The data =

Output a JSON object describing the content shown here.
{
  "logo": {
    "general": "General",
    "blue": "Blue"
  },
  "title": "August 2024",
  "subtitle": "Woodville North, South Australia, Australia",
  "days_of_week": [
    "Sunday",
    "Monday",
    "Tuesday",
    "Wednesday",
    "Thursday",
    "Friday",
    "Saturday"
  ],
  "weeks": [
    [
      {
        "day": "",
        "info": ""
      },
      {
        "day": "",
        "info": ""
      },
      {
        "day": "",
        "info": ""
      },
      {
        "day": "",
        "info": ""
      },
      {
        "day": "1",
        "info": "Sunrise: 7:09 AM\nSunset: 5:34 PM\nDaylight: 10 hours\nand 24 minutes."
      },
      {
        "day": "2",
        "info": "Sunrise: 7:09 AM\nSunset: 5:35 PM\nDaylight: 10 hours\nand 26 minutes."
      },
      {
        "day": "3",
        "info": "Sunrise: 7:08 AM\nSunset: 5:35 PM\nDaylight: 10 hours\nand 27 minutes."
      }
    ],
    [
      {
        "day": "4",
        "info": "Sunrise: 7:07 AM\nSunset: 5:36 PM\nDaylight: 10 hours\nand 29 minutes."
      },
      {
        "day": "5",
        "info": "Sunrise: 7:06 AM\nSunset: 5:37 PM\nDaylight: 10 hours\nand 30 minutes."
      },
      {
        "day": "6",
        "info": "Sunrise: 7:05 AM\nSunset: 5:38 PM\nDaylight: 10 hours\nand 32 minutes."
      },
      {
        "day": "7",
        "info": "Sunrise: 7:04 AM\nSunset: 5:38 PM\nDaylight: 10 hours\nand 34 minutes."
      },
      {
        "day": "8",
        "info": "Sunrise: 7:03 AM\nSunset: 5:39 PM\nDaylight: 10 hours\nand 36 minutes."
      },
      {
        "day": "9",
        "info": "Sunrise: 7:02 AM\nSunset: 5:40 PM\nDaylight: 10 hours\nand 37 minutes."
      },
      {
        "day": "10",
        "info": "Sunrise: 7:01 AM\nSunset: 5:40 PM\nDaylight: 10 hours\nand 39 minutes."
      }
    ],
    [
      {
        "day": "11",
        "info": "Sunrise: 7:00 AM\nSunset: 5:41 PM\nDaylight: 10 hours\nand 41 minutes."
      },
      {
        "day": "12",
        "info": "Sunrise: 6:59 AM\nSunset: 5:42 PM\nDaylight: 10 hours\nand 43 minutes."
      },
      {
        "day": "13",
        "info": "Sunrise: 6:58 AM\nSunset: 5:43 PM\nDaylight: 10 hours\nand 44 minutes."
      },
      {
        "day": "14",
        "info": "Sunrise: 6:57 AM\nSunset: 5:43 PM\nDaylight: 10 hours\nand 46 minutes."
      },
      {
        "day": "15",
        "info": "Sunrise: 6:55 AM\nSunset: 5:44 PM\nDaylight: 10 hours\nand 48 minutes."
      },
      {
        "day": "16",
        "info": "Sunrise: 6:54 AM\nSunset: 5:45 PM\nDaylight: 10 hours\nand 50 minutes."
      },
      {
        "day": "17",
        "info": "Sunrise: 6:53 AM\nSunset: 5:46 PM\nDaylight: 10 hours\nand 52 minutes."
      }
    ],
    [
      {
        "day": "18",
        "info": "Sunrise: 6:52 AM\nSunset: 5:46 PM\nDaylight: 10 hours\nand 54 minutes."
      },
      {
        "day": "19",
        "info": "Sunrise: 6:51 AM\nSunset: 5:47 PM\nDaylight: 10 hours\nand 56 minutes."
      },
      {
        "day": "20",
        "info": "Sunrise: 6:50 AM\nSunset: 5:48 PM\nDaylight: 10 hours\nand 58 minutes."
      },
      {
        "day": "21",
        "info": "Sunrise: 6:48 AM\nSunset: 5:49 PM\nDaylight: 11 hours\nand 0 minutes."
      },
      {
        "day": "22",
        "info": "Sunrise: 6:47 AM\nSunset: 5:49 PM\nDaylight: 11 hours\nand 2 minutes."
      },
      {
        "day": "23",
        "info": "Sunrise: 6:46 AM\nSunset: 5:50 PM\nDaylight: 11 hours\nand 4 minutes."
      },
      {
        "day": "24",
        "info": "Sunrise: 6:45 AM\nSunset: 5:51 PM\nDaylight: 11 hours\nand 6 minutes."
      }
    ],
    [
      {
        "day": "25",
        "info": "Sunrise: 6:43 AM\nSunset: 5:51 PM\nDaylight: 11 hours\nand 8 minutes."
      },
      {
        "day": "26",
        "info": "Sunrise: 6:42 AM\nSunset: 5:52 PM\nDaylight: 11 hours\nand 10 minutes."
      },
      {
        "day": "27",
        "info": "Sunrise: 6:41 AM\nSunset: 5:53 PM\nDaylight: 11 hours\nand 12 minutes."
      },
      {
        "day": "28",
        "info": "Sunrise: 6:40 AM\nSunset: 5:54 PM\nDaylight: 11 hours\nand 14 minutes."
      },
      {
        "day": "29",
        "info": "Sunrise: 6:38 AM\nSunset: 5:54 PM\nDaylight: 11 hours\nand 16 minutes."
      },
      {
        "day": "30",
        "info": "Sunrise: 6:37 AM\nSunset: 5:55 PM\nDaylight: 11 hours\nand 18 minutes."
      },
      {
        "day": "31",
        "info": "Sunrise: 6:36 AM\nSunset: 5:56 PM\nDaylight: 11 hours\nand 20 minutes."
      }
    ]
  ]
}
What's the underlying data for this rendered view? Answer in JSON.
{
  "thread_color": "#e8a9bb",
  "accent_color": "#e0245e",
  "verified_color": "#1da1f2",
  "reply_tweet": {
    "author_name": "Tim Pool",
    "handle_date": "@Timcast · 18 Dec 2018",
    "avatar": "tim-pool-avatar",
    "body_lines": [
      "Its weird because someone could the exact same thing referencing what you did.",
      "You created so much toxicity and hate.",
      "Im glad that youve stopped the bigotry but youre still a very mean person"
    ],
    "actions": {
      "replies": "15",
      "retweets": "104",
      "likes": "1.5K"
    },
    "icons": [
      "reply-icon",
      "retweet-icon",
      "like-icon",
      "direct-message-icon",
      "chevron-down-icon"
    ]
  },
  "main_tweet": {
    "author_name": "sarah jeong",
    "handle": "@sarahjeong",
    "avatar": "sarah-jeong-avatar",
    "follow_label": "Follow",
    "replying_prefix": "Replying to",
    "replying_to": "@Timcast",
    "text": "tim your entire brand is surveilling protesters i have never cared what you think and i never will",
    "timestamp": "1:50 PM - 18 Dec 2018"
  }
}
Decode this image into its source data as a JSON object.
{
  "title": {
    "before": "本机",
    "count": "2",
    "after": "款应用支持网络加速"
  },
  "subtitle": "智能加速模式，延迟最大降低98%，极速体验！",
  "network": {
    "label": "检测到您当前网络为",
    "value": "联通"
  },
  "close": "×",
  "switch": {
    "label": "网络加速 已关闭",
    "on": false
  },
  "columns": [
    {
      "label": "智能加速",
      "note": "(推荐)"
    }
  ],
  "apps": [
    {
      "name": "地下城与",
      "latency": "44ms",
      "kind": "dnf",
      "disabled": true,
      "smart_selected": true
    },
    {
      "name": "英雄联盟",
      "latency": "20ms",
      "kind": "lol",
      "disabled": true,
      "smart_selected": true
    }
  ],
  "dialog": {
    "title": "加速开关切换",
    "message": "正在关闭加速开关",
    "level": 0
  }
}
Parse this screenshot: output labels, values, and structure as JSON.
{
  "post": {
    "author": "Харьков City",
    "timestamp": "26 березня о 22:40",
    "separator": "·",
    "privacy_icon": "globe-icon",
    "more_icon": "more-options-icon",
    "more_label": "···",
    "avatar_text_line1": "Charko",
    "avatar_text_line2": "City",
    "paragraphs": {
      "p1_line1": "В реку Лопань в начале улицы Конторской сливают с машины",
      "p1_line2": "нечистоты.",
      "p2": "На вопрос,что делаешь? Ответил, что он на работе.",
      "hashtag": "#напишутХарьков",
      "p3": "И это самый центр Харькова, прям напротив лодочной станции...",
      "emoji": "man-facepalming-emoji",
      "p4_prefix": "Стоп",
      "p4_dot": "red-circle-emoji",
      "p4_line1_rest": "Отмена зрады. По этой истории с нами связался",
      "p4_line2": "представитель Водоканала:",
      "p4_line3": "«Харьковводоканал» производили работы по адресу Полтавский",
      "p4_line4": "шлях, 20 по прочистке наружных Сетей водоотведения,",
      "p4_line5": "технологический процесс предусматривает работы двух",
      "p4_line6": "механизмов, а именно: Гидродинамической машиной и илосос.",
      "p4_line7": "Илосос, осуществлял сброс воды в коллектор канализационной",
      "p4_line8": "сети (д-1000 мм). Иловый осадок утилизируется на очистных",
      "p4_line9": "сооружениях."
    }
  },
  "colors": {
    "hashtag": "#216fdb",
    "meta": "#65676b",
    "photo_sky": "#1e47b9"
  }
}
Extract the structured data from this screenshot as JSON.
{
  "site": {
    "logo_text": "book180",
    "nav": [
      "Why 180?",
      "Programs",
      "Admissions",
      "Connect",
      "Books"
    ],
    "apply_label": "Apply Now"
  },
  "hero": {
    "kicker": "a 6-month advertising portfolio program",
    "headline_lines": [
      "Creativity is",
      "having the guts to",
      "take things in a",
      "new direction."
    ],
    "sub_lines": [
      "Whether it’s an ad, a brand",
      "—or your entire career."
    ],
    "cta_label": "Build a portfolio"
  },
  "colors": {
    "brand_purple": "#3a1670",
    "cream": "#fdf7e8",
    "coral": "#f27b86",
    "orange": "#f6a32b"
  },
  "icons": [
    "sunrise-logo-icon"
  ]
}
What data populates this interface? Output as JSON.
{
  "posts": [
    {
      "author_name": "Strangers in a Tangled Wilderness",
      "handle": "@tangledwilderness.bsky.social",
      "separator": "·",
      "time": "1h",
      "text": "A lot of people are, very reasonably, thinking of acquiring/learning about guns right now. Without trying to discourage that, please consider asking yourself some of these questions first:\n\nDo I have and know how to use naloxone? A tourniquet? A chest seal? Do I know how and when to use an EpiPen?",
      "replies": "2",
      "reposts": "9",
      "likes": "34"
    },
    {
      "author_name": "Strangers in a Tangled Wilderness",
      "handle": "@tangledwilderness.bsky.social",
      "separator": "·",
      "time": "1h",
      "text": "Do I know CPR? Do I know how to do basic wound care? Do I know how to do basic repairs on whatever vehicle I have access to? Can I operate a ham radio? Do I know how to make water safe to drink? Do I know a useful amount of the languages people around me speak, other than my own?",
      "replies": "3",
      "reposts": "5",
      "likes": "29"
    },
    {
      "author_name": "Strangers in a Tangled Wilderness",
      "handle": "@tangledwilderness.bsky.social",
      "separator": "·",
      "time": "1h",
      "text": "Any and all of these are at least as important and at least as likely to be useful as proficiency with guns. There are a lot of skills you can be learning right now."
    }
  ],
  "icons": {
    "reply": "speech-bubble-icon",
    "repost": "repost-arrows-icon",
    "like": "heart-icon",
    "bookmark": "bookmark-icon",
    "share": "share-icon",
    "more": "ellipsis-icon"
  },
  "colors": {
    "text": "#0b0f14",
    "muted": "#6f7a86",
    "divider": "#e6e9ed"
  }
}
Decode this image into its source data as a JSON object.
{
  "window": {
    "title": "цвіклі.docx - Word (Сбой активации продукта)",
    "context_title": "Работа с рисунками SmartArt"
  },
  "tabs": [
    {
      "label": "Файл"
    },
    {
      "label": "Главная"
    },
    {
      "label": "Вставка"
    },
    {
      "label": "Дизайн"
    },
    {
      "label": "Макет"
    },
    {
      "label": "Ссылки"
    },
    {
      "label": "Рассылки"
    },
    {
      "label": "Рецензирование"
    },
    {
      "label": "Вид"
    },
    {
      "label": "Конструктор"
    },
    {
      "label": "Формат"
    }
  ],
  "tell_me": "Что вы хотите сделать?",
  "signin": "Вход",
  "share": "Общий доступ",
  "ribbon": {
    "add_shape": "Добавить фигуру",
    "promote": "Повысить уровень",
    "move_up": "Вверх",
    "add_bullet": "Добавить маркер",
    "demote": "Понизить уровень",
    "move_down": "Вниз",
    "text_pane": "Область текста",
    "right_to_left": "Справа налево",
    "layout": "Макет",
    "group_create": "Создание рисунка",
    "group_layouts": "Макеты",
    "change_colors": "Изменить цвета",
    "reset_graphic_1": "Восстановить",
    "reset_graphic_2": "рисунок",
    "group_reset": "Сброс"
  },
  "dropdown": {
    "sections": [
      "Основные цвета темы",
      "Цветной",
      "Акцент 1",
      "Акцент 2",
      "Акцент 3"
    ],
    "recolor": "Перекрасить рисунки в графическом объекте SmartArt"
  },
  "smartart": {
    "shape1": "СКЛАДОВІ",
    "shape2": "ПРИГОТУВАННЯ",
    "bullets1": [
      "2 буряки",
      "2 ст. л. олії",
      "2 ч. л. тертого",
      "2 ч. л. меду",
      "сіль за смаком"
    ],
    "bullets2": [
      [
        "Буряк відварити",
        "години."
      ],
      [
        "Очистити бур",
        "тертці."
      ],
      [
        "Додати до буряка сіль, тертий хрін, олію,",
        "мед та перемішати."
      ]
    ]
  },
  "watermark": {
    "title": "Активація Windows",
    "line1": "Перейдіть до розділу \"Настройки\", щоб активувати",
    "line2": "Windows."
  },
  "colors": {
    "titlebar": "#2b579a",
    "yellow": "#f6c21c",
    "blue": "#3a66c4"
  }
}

Exercise aim = Scan the entries above. Copy each line that has the string "Timcast".

Response to the exercise =
    "handle_date": "@Timcast · 18 Dec 2018",
    "replying_to": "@Timcast",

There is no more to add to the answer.